## EXERCISE AIM
Reply with one number only, the count of lines holding the string "title".
::: DATA LISTING :::
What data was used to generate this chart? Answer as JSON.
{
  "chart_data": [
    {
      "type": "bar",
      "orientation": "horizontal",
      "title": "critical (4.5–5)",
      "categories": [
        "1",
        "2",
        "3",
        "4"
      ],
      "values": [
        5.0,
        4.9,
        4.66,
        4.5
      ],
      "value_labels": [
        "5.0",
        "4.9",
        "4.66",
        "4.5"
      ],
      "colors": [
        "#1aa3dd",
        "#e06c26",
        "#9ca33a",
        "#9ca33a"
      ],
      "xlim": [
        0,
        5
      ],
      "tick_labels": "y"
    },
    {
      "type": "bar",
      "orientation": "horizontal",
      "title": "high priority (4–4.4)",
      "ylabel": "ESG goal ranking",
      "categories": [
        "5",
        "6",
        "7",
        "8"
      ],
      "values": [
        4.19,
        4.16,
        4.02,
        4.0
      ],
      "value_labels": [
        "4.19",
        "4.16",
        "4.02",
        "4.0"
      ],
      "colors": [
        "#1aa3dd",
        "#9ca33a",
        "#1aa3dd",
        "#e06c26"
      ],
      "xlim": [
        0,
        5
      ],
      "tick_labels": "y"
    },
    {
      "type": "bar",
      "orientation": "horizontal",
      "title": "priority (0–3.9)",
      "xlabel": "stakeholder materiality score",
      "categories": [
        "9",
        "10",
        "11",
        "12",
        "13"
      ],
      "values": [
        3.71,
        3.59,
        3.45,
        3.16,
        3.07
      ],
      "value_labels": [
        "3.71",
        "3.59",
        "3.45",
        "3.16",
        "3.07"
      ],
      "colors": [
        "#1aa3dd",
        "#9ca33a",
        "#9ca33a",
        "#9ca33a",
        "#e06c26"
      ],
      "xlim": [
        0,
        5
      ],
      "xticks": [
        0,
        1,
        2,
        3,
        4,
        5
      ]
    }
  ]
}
:::
## EXPECTED ANSWER
3